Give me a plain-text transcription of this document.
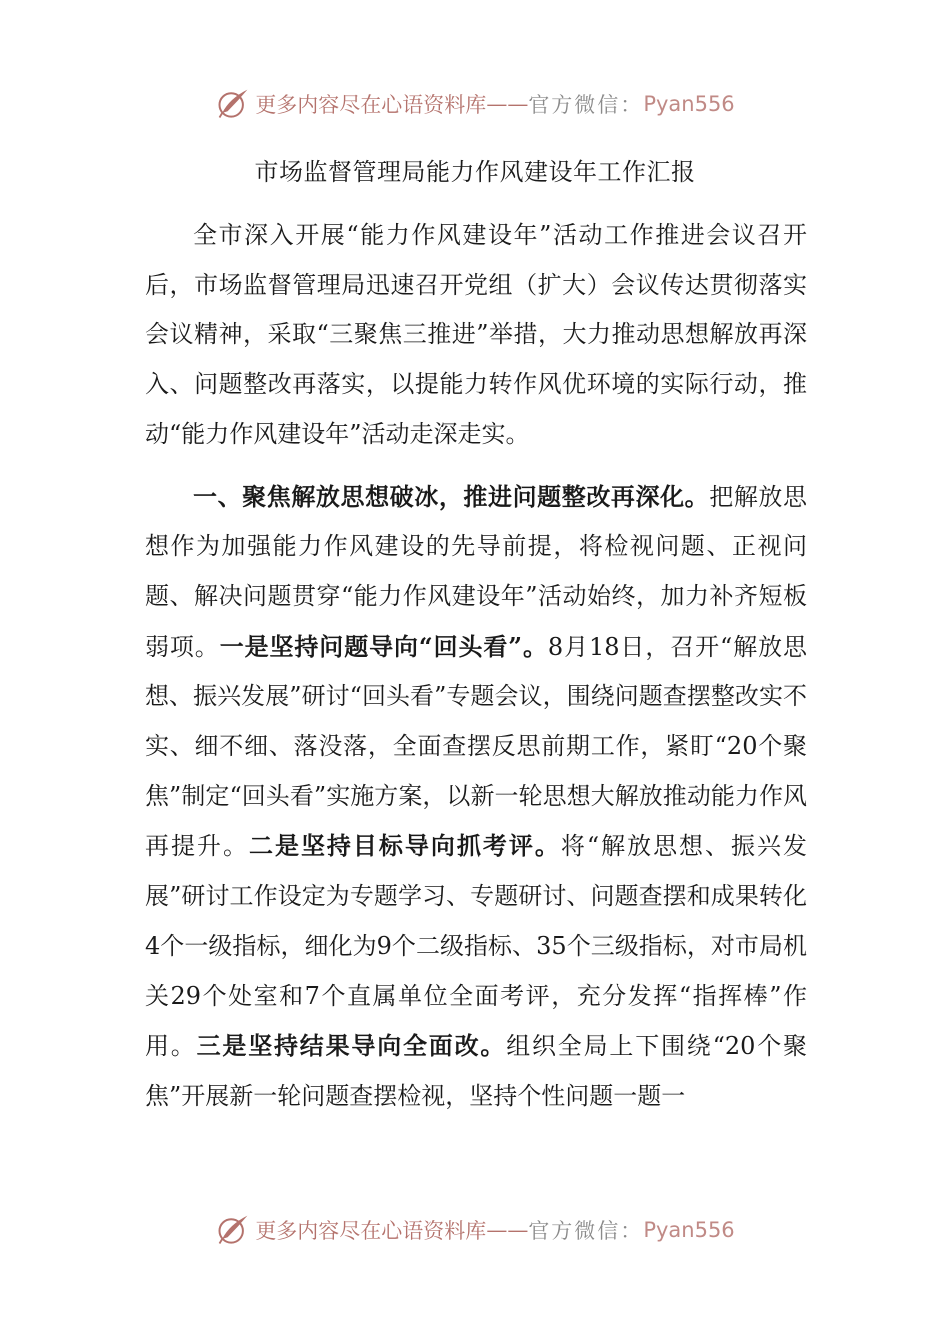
更多内容尽在心语资料库 — — 官方微信： Pyan556
市场监督管理局能力作风建设年工作汇报

全市深入开展“能力作风建设年”活动工作推进会议召开后，市场监督管理局迅速召开党组（扩大）会议传达贯彻落实会议精神，采取“三聚焦三推进”举措，大力推动思想解放再深入、问题整改再落实，以提能力转作风优环境的实际行动，推动“能力作风建设年”活动走深走实。

一、聚焦解放思想破冰，推进问题整改再深化。把解放思想作为加强能力作风建设的先导前提，将检视问题、正视问题、解决问题贯穿“能力作风建设年”活动始终，加力补齐短板弱项。一是坚持问题导向“回头看”。8月18日，召开“解放思想、振兴发展”研讨“回头看”专题会议，围绕问题查摆整改实不实、细不细、落没落，全面查摆反思前期工作，紧盯“20个聚焦”制定“回头看”实施方案，以新一轮思想大解放推动能力作风再提升。二是坚持目标导向抓考评。将“解放思想、振兴发展”研讨工作设定为专题学习、专题研讨、问题查摆和成果转化4个一级指标，细化为9个二级指标、35个三级指标，对市局机关29个处室和7个直属单位全面考评，充分发挥“指挥棒”作用。三是坚持结果导向全面改。组织全局上下围绕“20个聚焦”开展新一轮问题查摆检视，坚持个性问题一题一

更多内容尽在心语资料库 — — 官方微信： Pyan556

============================================================

EXERCISE AIM →
Omit the pictures and give the material again, exactly and in full.

OUTPUT OF THE EXERCISE →
Give me a plain-text transcription of this document.
更多内容尽在心语资料库 — — 官方微信： Pyan556
市场监督管理局能力作风建设年工作汇报

全市深入开展“能力作风建设年”活动工作推进会议召开后，市场监督管理局迅速召开党组（扩大）会议传达贯彻落实会议精神，采取“三聚焦三推进”举措，大力推动思想解放再深入、问题整改再落实，以提能力转作风优环境的实际行动，推动“能力作风建设年”活动走深走实。

一、聚焦解放思想破冰，推进问题整改再深化。把解放思想作为加强能力作风建设的先导前提，将检视问题、正视问题、解决问题贯穿“能力作风建设年”活动始终，加力补齐短板弱项。一是坚持问题导向“回头看”。8月18日，召开“解放思想、振兴发展”研讨“回头看”专题会议，围绕问题查摆整改实不实、细不细、落没落，全面查摆反思前期工作，紧盯“20个聚焦”制定“回头看”实施方案，以新一轮思想大解放推动能力作风再提升。二是坚持目标导向抓考评。将“解放思想、振兴发展”研讨工作设定为专题学习、专题研讨、问题查摆和成果转化4个一级指标，细化为9个二级指标、35个三级指标，对市局机关29个处室和7个直属单位全面考评，充分发挥“指挥棒”作用。三是坚持结果导向全面改。组织全局上下围绕“20个聚焦”开展新一轮问题查摆检视，坚持个性问题一题一

更多内容尽在心语资料库 — — 官方微信： Pyan556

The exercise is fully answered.